Data records
□ □ □ □ □
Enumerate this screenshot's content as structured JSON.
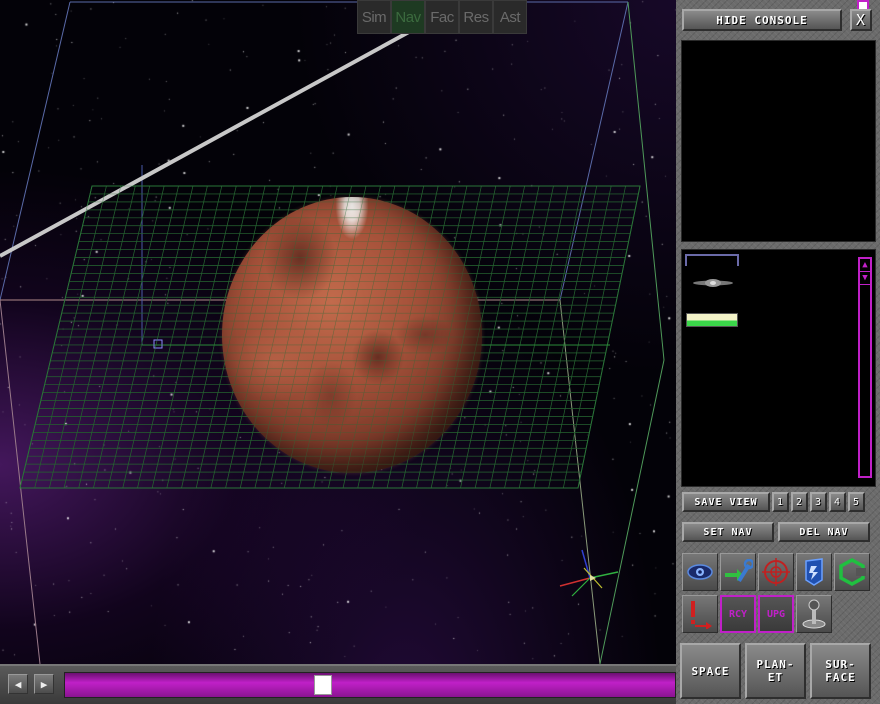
{
  "viewport": {
    "subtabs": [
      {
        "label": "Sim",
        "active": false
      },
      {
        "label": "Nav",
        "active": true
      },
      {
        "label": "Fac",
        "active": false
      },
      {
        "label": "Res",
        "active": false
      },
      {
        "label": "Ast",
        "active": false
      }
    ],
    "planet_icon": "mars-planet"
  },
  "timeline": {
    "left_arrow": "◀",
    "right_arrow": "▶",
    "position": 0.42
  },
  "console": {
    "hide_label": "HIDE CONSOLE",
    "close_label": "X",
    "list": {
      "scroll_up": "▲",
      "scroll_down": "▼",
      "ship_icon": "ship-icon",
      "health_fill": 0.45
    },
    "save_view_label": "SAVE VIEW",
    "view_slots": [
      "1",
      "2",
      "3",
      "4",
      "5"
    ],
    "set_nav_label": "SET NAV",
    "del_nav_label": "DEL NAV",
    "tools": [
      {
        "name": "eye-icon"
      },
      {
        "name": "wrench-arrow-icon"
      },
      {
        "name": "crosshair-icon"
      },
      {
        "name": "shield-icon"
      },
      {
        "name": "hexagon-icon"
      },
      {
        "name": "alert-arrow-icon"
      },
      {
        "label": "RCY"
      },
      {
        "label": "UPG"
      },
      {
        "name": "joystick-icon"
      }
    ],
    "space_label": "SPACE",
    "planet_label": "PLAN-\nET",
    "surface_label": "SUR-\nFACE"
  },
  "colors": {
    "accent": "#c020c8",
    "panel": "#6b6b6b",
    "active_tab": "#1e3a22"
  }
}
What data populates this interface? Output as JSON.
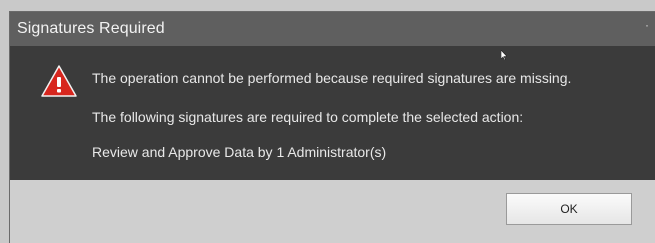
{
  "dialog": {
    "title": "Signatures Required",
    "close_glyph": "·",
    "icon": "warning-icon",
    "messages": {
      "line1": "The operation cannot be performed because required signatures are missing.",
      "line2": "The following signatures are required to complete the selected action:",
      "line3": "Review and Approve Data by 1 Administrator(s)"
    },
    "ok_label": "OK"
  },
  "colors": {
    "title_bar": "#5f5f5f",
    "content_bg": "#3b3b3b",
    "footer_bg": "#cfcfcf",
    "warning_red": "#d7261e"
  }
}
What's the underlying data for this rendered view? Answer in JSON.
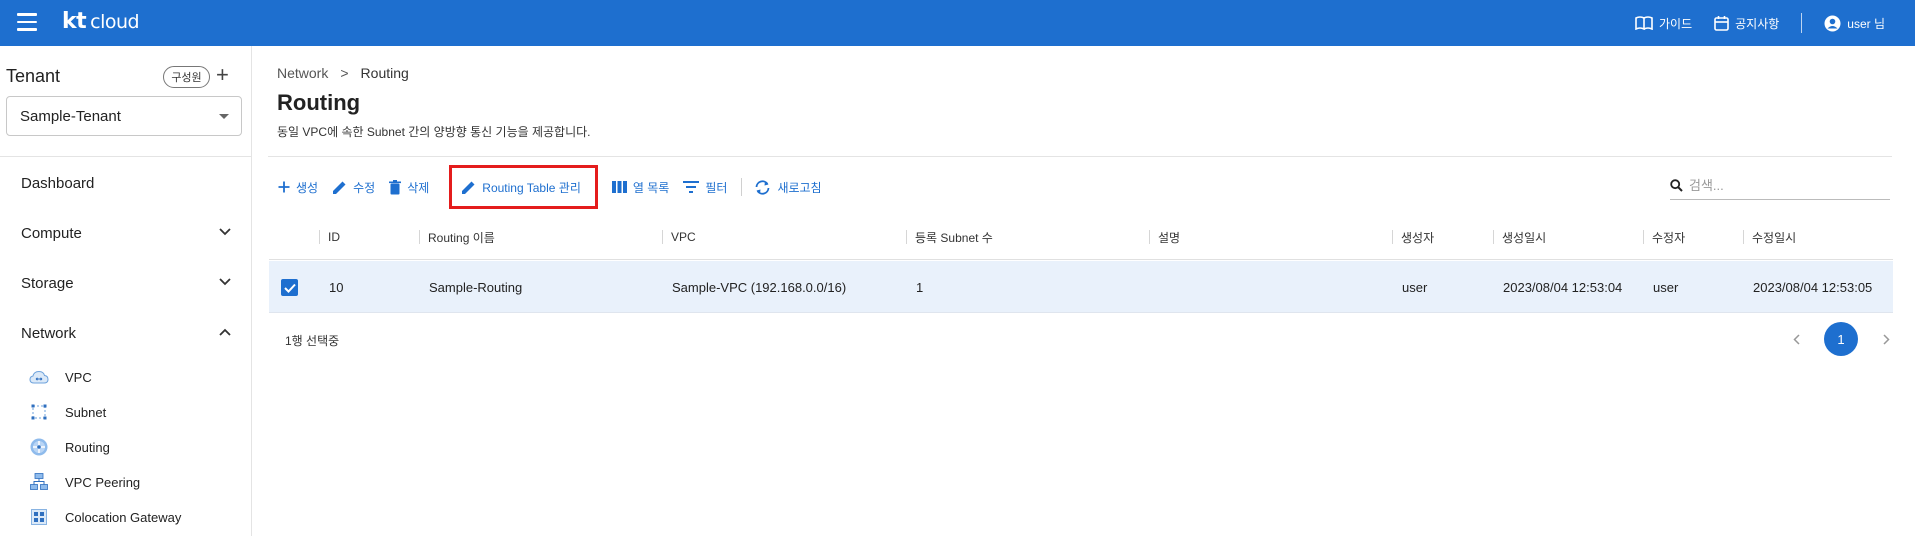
{
  "app": {
    "logo_bold": "kt",
    "logo_rest": "cloud"
  },
  "topbar": {
    "guide": "가이드",
    "notice": "공지사항",
    "user": "user 님"
  },
  "sidebar": {
    "tenant_title": "Tenant",
    "members_button": "구성원",
    "add_button": "+",
    "tenant_selected": "Sample-Tenant",
    "nav": {
      "dashboard": "Dashboard",
      "compute": "Compute",
      "storage": "Storage",
      "network": "Network"
    },
    "network_items": [
      "VPC",
      "Subnet",
      "Routing",
      "VPC Peering",
      "Colocation Gateway"
    ]
  },
  "breadcrumb": {
    "parent": "Network",
    "separator": ">",
    "current": "Routing"
  },
  "page": {
    "title": "Routing",
    "description": "동일 VPC에 속한 Subnet 간의 양방향 통신 기능을 제공합니다."
  },
  "toolbar": {
    "create": "생성",
    "edit": "수정",
    "delete": "삭제",
    "routing_table": "Routing Table 관리",
    "columns": "열 목록",
    "filter": "필터",
    "refresh": "새로고침",
    "search_placeholder": "검색..."
  },
  "table": {
    "headers": [
      "ID",
      "Routing 이름",
      "VPC",
      "등록 Subnet 수",
      "설명",
      "생성자",
      "생성일시",
      "수정자",
      "수정일시"
    ],
    "rows": [
      {
        "selected": true,
        "id": "10",
        "name": "Sample-Routing",
        "vpc": "Sample-VPC (192.168.0.0/16)",
        "subnet_count": "1",
        "description": "",
        "creator": "user",
        "created_at": "2023/08/04 12:53:04",
        "modifier": "user",
        "modified_at": "2023/08/04 12:53:05"
      }
    ],
    "selection_status": "1행 선택중"
  },
  "pagination": {
    "current_page": "1"
  },
  "colors": {
    "primary": "#1e6fcf",
    "highlight_border": "#e41c1c",
    "selected_row": "#e9f1fb"
  }
}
□ □ □ □ □
**TASK TO COMPLETE**
Will you restate every entry word for word and omit the images?

**EXERCISE OUTPUT**
Enumerate this screenshot's content as structured JSON.
{
  "viewport": {
    "subtabs": [
      {
        "label": "Sim",
        "active": false
      },
      {
        "label": "Nav",
        "active": true
      },
      {
        "label": "Fac",
        "active": false
      },
      {
        "label": "Res",
        "active": false
      },
      {
        "label": "Ast",
        "active": false
      }
    ],
    "planet_icon": "mars-planet"
  },
  "timeline": {
    "left_arrow": "◀",
    "right_arrow": "▶",
    "position": 0.42
  },
  "console": {
    "hide_label": "HIDE CONSOLE",
    "close_label": "X",
    "list": {
      "scroll_up": "▲",
      "scroll_down": "▼",
      "ship_icon": "ship-icon",
      "health_fill": 0.45
    },
    "save_view_label": "SAVE VIEW",
    "view_slots": [
      "1",
      "2",
      "3",
      "4",
      "5"
    ],
    "set_nav_label": "SET NAV",
    "del_nav_label": "DEL NAV",
    "tools": [
      {
        "name": "eye-icon"
      },
      {
        "name": "wrench-arrow-icon"
      },
      {
        "name": "crosshair-icon"
      },
      {
        "name": "shield-icon"
      },
      {
        "name": "hexagon-icon"
      },
      {
        "name": "alert-arrow-icon"
      },
      {
        "label": "RCY"
      },
      {
        "label": "UPG"
      },
      {
        "name": "joystick-icon"
      }
    ],
    "space_label": "SPACE",
    "planet_label": "PLAN-\nET",
    "surface_label": "SUR-\nFACE"
  },
  "colors": {
    "accent": "#c020c8",
    "panel": "#6b6b6b",
    "active_tab": "#1e3a22"
  }
}
What data populates this interface? Output as JSON.
{
  "dialog": {
    "title": "Signatures Required",
    "close_glyph": "·",
    "icon": "warning-icon",
    "messages": {
      "line1": "The operation cannot be performed because required signatures are missing.",
      "line2": "The following signatures are required to complete the selected action:",
      "line3": "Review and Approve Data by 1 Administrator(s)"
    },
    "ok_label": "OK"
  },
  "colors": {
    "title_bar": "#5f5f5f",
    "content_bg": "#3b3b3b",
    "footer_bg": "#cfcfcf",
    "warning_red": "#d7261e"
  }
}
What's the underlying data for this rendered view? Answer in JSON.
{
  "app": {
    "logo_bold": "kt",
    "logo_rest": "cloud"
  },
  "topbar": {
    "guide": "가이드",
    "notice": "공지사항",
    "user": "user 님"
  },
  "sidebar": {
    "tenant_title": "Tenant",
    "members_button": "구성원",
    "add_button": "+",
    "tenant_selected": "Sample-Tenant",
    "nav": {
      "dashboard": "Dashboard",
      "compute": "Compute",
      "storage": "Storage",
      "network": "Network"
    },
    "network_items": [
      "VPC",
      "Subnet",
      "Routing",
      "VPC Peering",
      "Colocation Gateway"
    ]
  },
  "breadcrumb": {
    "parent": "Network",
    "separator": ">",
    "current": "Routing"
  },
  "page": {
    "title": "Routing",
    "description": "동일 VPC에 속한 Subnet 간의 양방향 통신 기능을 제공합니다."
  },
  "toolbar": {
    "create": "생성",
    "edit": "수정",
    "delete": "삭제",
    "routing_table": "Routing Table 관리",
    "columns": "열 목록",
    "filter": "필터",
    "refresh": "새로고침",
    "search_placeholder": "검색..."
  },
  "table": {
    "headers": [
      "ID",
      "Routing 이름",
      "VPC",
      "등록 Subnet 수",
      "설명",
      "생성자",
      "생성일시",
      "수정자",
      "수정일시"
    ],
    "rows": [
      {
        "selected": true,
        "id": "10",
        "name": "Sample-Routing",
        "vpc": "Sample-VPC (192.168.0.0/16)",
        "subnet_count": "1",
        "description": "",
        "creator": "user",
        "created_at": "2023/08/04 12:53:04",
        "modifier": "user",
        "modified_at": "2023/08/04 12:53:05"
      }
    ],
    "selection_status": "1행 선택중"
  },
  "pagination": {
    "current_page": "1"
  },
  "colors": {
    "primary": "#1e6fcf",
    "highlight_border": "#e41c1c",
    "selected_row": "#e9f1fb"
  }
}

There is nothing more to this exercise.